» **Exercise input**:
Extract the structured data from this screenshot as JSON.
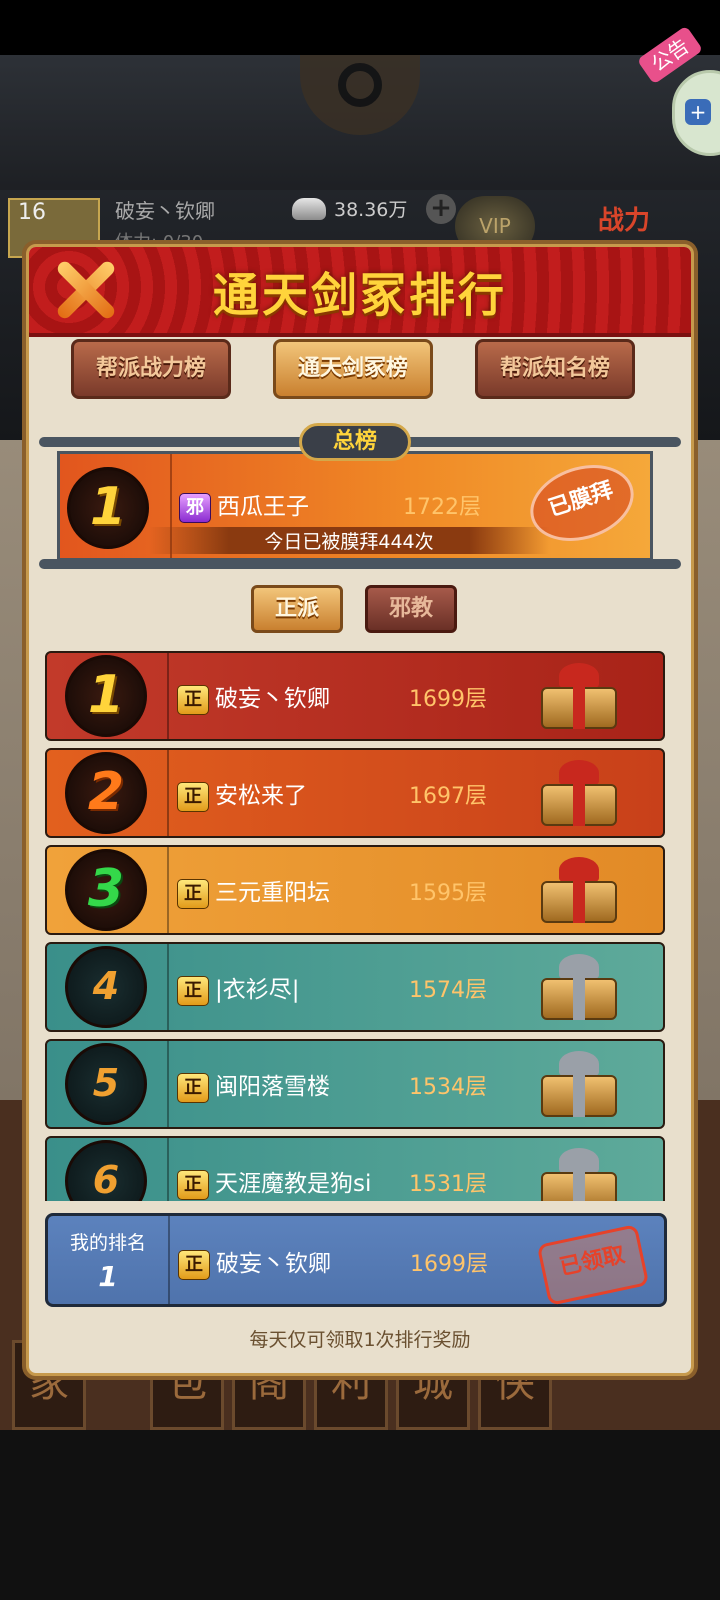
{
  "background": {
    "player_name": "破妄丶钦卿",
    "player_level": "16",
    "stamina": "体力: 0/30",
    "silver": "38.36万",
    "vip": "VIP",
    "power_label": "战力",
    "notice": "公告",
    "bottom_tabs": [
      "家",
      "包",
      "阁",
      "利",
      "城",
      "侠"
    ]
  },
  "modal": {
    "title": "通天剑冢排行",
    "tabs": [
      "帮派战力榜",
      "通天剑冢榜",
      "帮派知名榜"
    ],
    "active_tab": 1,
    "overall_label": "总榜",
    "top_entry": {
      "rank": "1",
      "faction": "邪",
      "name": "西瓜王子",
      "value": "1722层",
      "worship_text": "今日已被膜拜444次",
      "stamp": "已膜拜"
    },
    "faction_tabs": [
      "正派",
      "邪教"
    ],
    "entries": [
      {
        "rank": "1",
        "faction": "正",
        "name": "破妄丶钦卿",
        "value": "1699层",
        "gift": "red"
      },
      {
        "rank": "2",
        "faction": "正",
        "name": "安松来了",
        "value": "1697层",
        "gift": "red"
      },
      {
        "rank": "3",
        "faction": "正",
        "name": "三元重阳坛",
        "value": "1595层",
        "gift": "red"
      },
      {
        "rank": "4",
        "faction": "正",
        "name": "|衣衫尽|",
        "value": "1574层",
        "gift": "silver"
      },
      {
        "rank": "5",
        "faction": "正",
        "name": "闽阳落雪楼",
        "value": "1534层",
        "gift": "silver"
      },
      {
        "rank": "6",
        "faction": "正",
        "name": "天涯魔教是狗si",
        "value": "1531层",
        "gift": "silver"
      }
    ],
    "my_rank": {
      "label": "我的排名",
      "rank": "1",
      "faction": "正",
      "name": "破妄丶钦卿",
      "value": "1699层",
      "stamp": "已领取"
    },
    "footer": "每天仅可领取1次排行奖励"
  },
  "colors": {
    "row1": "#b8322a",
    "row2": "#d9531e",
    "row3": "#e8902e",
    "teal": "#3f9a94",
    "my_rank": "#5576ae",
    "accent_gold": "#ffd43b"
  }
}
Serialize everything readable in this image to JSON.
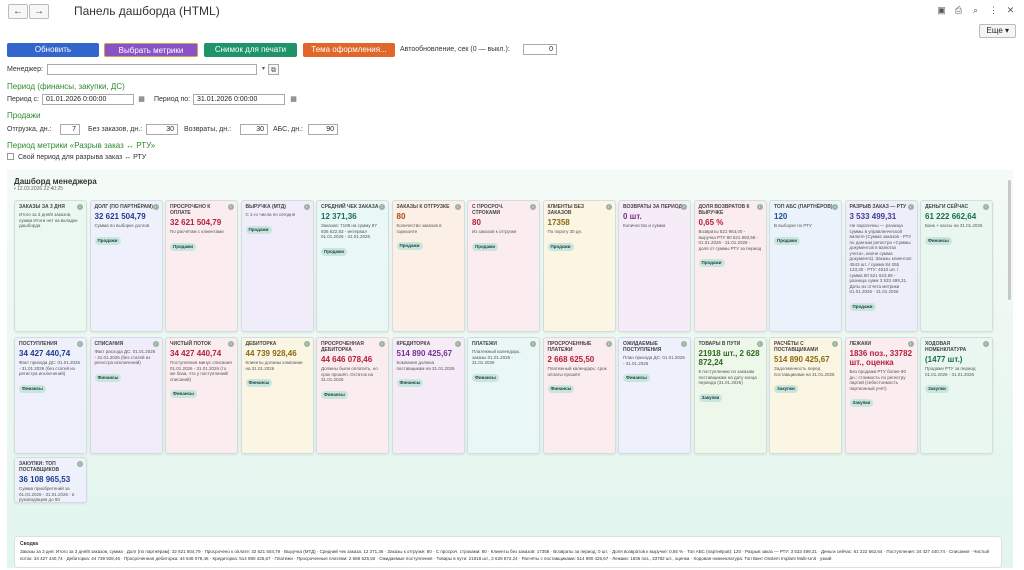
{
  "header": {
    "title": "Панель дашборда (HTML)",
    "back": "←",
    "forward": "→",
    "more_label": "Еще ▾"
  },
  "toolbar": {
    "refresh_label": "Обновить",
    "metrics_label": "Выбрать метрики",
    "snapshot_label": "Снимок для печати",
    "theme_label": "Тема оформления...",
    "autorefresh_label": "Автообновление, сек (0 — выкл.):",
    "autorefresh_value": "0",
    "colors": {
      "refresh": "#3366cc",
      "metrics": "#8a52c8",
      "snapshot": "#1f9469",
      "theme": "#e0662a"
    }
  },
  "filters": {
    "manager_label": "Менеджер:",
    "manager_value": "",
    "period_heading": "Период (финансы, закупки, ДС)",
    "period_from_label": "Период с:",
    "period_from_value": "01.01.2026 0:00:00",
    "period_to_label": "Период по:",
    "period_to_value": "31.01.2026 0:00:00",
    "sales_heading": "Продажи",
    "shipment_label": "Отгрузка, дн.:",
    "shipment_value": "7",
    "no_orders_label": "Без заказов, дн.:",
    "no_orders_value": "30",
    "returns_label": "Возвраты, дн.:",
    "returns_value": "30",
    "abc_label": "АБС, дн.:",
    "abc_value": "90",
    "gap_heading": "Период метрики «Разрыв заказ ↔ РТУ»",
    "gap_checkbox_label": "Свой период для разрыва заказ ↔ РТУ"
  },
  "dashboard": {
    "title": "Дашборд менеджера",
    "timestamp": "• 12.03.2026 22:40:25",
    "row1": [
      {
        "title": "Заказы за 3 дня",
        "value": "",
        "note": "Итого за 3 дня/8 заказов, сумма\n\nИтоги нет на вкладке дашборда",
        "tag": "",
        "bg": "#eaf8f0",
        "color": "#333"
      },
      {
        "title": "Долг (по партнёрам)",
        "value": "32 621 504,79",
        "note": "Сумма по выборке долгов",
        "tag": "Продажи",
        "bg": "#eef1fb",
        "color": "#1d3d8f"
      },
      {
        "title": "Просрочено к оплате",
        "value": "32 621 504,79",
        "note": "По расчётам с клиентами",
        "tag": "Продажи",
        "bg": "#fbecef",
        "color": "#b3203a"
      },
      {
        "title": "Выручка (МТД)",
        "value": "",
        "note": "С 1-го числа по сегодня",
        "tag": "Продажи",
        "bg": "#f1ecfa",
        "color": "#5b2a99"
      },
      {
        "title": "Средний чек заказа",
        "value": "12 371,36",
        "note": "Заказов: 7108 на сумму 87 935 622,83 - интервал 01.01.2026 - 31.01.2026",
        "tag": "Продажи",
        "bg": "#e9f7f5",
        "color": "#1a6e64"
      },
      {
        "title": "Заказы к отгрузке",
        "value": "80",
        "note": "Количество заказов в горизонте",
        "tag": "Продажи",
        "bg": "#fbefe6",
        "color": "#b04a12"
      },
      {
        "title": "С просроч. строками",
        "value": "80",
        "note": "Из заказов к отгрузке",
        "tag": "Продажи",
        "bg": "#fbecef",
        "color": "#b3203a"
      },
      {
        "title": "Клиенты без заказов",
        "value": "17358",
        "note": "По порогу 30 дн.",
        "tag": "Продажи",
        "bg": "#fbf5e4",
        "color": "#8a6a10"
      },
      {
        "title": "Возвраты за период",
        "value": "0 шт.",
        "note": "Количество и сумма",
        "tag": "",
        "bg": "#f5ecf8",
        "color": "#7a2f8f"
      },
      {
        "title": "Доля возвратов к выручке",
        "value": "0,65 %",
        "note": "Возвраты 521 954,00 - выручка РТУ 80 521 893,58 - 01.01.2026 - 31.01.2026 - доля от суммы РТУ за период",
        "tag": "Продажи",
        "bg": "#fbecef",
        "color": "#b3203a"
      },
      {
        "title": "Топ АБС (партнёров)",
        "value": "120",
        "note": "В выборке по РТУ",
        "tag": "Продажи",
        "bg": "#eaf3fb",
        "color": "#1d4f8f"
      },
      {
        "title": "Разрыв заказ — РТУ",
        "value": "3 533 499,31",
        "note": "Не парогичны — разница суммы в управленческой валюте (Сумма заказов - РТУ по данным регистра «Суммы документов в валютах учета», иначе сумма документа). Заказы клиентов: 4543 шт. / сумма 84 055 123,30 - РТУ: 4510 шт. / сумма 80 521 623,99 - разница сумм 3 533 499,31. Даты из отчета метрики 01.01.2026 - 31.01.2026",
        "tag": "Продажи",
        "bg": "#eeeefb",
        "color": "#3d3d99"
      },
      {
        "title": "Деньги сейчас",
        "value": "61 222 662,64",
        "note": "Банк + кассы на 31.01.2026",
        "tag": "Финансы",
        "bg": "#e9f7f0",
        "color": "#1a6e45"
      }
    ],
    "row2": [
      {
        "title": "Поступления",
        "value": "34 427 440,74",
        "note": "Факт прихода ДС: 01.01.2026 - 31.01.2026 (без статей из регистра исключений)",
        "tag": "Финансы",
        "bg": "#eef1fb",
        "color": "#1d3d8f"
      },
      {
        "title": "Списания",
        "value": "",
        "note": "Факт расхода ДС: 01.01.2026 - 31.01.2026 (без статей из регистра исключений)",
        "tag": "Финансы",
        "bg": "#f1ecfa",
        "color": "#5b2a99"
      },
      {
        "title": "Чистый поток",
        "value": "34 427 440,74",
        "note": "Поступления минус списания 01.01.2026 - 31.01.2026 (то же база, что у поступлений/списаний)",
        "tag": "Финансы",
        "bg": "#fbecef",
        "color": "#b3203a"
      },
      {
        "title": "Дебиторка",
        "value": "44 739 928,46",
        "note": "Клиенты должны компании на 31.01.2026",
        "tag": "Финансы",
        "bg": "#fbf5e4",
        "color": "#8a6a10"
      },
      {
        "title": "Просроченная дебиторка",
        "value": "44 646 078,46",
        "note": "Должны были оплатить, но срок прошёл. Остаток на 31.01.2026",
        "tag": "Финансы",
        "bg": "#fbecef",
        "color": "#b3203a"
      },
      {
        "title": "Кредиторка",
        "value": "514 890 425,67",
        "note": "Компания должна поставщикам на 31.01.2026",
        "tag": "Финансы",
        "bg": "#f5ecf8",
        "color": "#7a2f8f"
      },
      {
        "title": "Платежи",
        "value": "",
        "note": "Платежный календарь: заказы 01.01.2026 - 31.01.2026",
        "tag": "Финансы",
        "bg": "#e9f7f5",
        "color": "#1a6e64"
      },
      {
        "title": "Просроченные платежи",
        "value": "2 668 625,50",
        "note": "Платежный календарь: срок оплаты прошёл",
        "tag": "Финансы",
        "bg": "#fbecef",
        "color": "#b3203a"
      },
      {
        "title": "Ожидаемые поступления",
        "value": "",
        "note": "План прихода ДС: 01.01.2026 - 31.01.2026",
        "tag": "Финансы",
        "bg": "#eef1fb",
        "color": "#1d3d8f"
      },
      {
        "title": "Товары в пути",
        "value": "21918 шт., 2 628 872,24",
        "note": "К поступлению по заказам поставщикам на дату конца периода (31.01.2026)",
        "tag": "Закупки",
        "bg": "#edf7ea",
        "color": "#2d6a1e"
      },
      {
        "title": "Расчёты с поставщиками",
        "value": "514 890 425,67",
        "note": "Задолженность перед поставщиками на 31.01.2026",
        "tag": "Закупки",
        "bg": "#fbf5e4",
        "color": "#8a6a10"
      },
      {
        "title": "Лежаки",
        "value": "1836 поз., 33782 шт., оценка",
        "note": "Без продажи РТУ более 90 дн.; стоимость по регистру партий (себестоимость партионный учёт)",
        "tag": "Закупки",
        "bg": "#fbecef",
        "color": "#b3203a"
      },
      {
        "title": "Ходовая номенклатура",
        "value": "(1477 шт.)",
        "note": "Продажи РТУ за период 01.01.2026 - 31.01.2026",
        "tag": "Закупки",
        "bg": "#eaf7f1",
        "color": "#1a6e45"
      }
    ],
    "row3": [
      {
        "title": "Закупки: топ поставщиков",
        "value": "36 108 965,53",
        "note": "Сумма приобретений за 01.01.2026 - 31.01.2026 - в руководящем до 50 поставщиков по объёму",
        "tag": "Закупки",
        "bg": "#eef1fb",
        "color": "#1d3d8f"
      }
    ],
    "summary_title": "Сводка",
    "summary_text": "Заказы за 3 дня: Итого за 3 дня/8 заказов, сумма · Долг (по партнёрам): 32 621 504,79 · Просрочено к оплате: 32 621 504,79 · Выручка (МТД) · Средний чек заказа: 12 371,36 · Заказы к отгрузке: 80 · С просроч. строками: 80 · Клиенты без заказов: 17358 · Возвраты за период: 0 шт. · Доля возвратов к выручке: 0,65 % · Топ АБС (партнёров): 120 · Разрыв заказ — РТУ: 3 533 499,31 · Деньги сейчас: 61 222 662,64 · Поступления: 34 427 440,74 · Списания · Чистый поток: 34 427 440,74 · Дебиторка: 44 739 928,46 · Просроченная дебиторка: 44 646 078,46 · Кредиторка: 514 890 425,67 · Платежи · Просроченные платежи: 2 668 625,50 · Ожидаемые поступления · Товары в пути: 21918 шт., 2 628 872,24 · Расчёты с поставщиками: 514 890 425,67 · Лежаки: 1836 поз., 33782 шт., оценка · Ходовая номенклатура: Топ Винт Osstem Implant Multi-Unit · узкий"
  }
}
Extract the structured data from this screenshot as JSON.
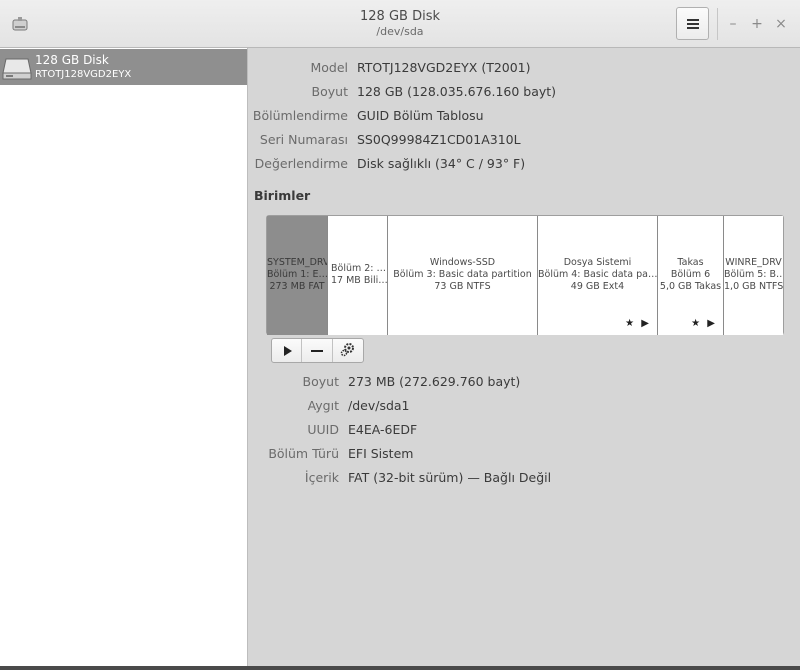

» **Job**:
Out of the preceding entries, pull every line containing the string "Факт".

» **Full output**:
        "note": "Факт прихода ДС: 01.01.2026 - 31.01.2026 (без статей из регистра исключений)",
        "note": "Факт расхода ДС: 01.01.2026 - 31.01.2026 (без статей из регистра исключений)",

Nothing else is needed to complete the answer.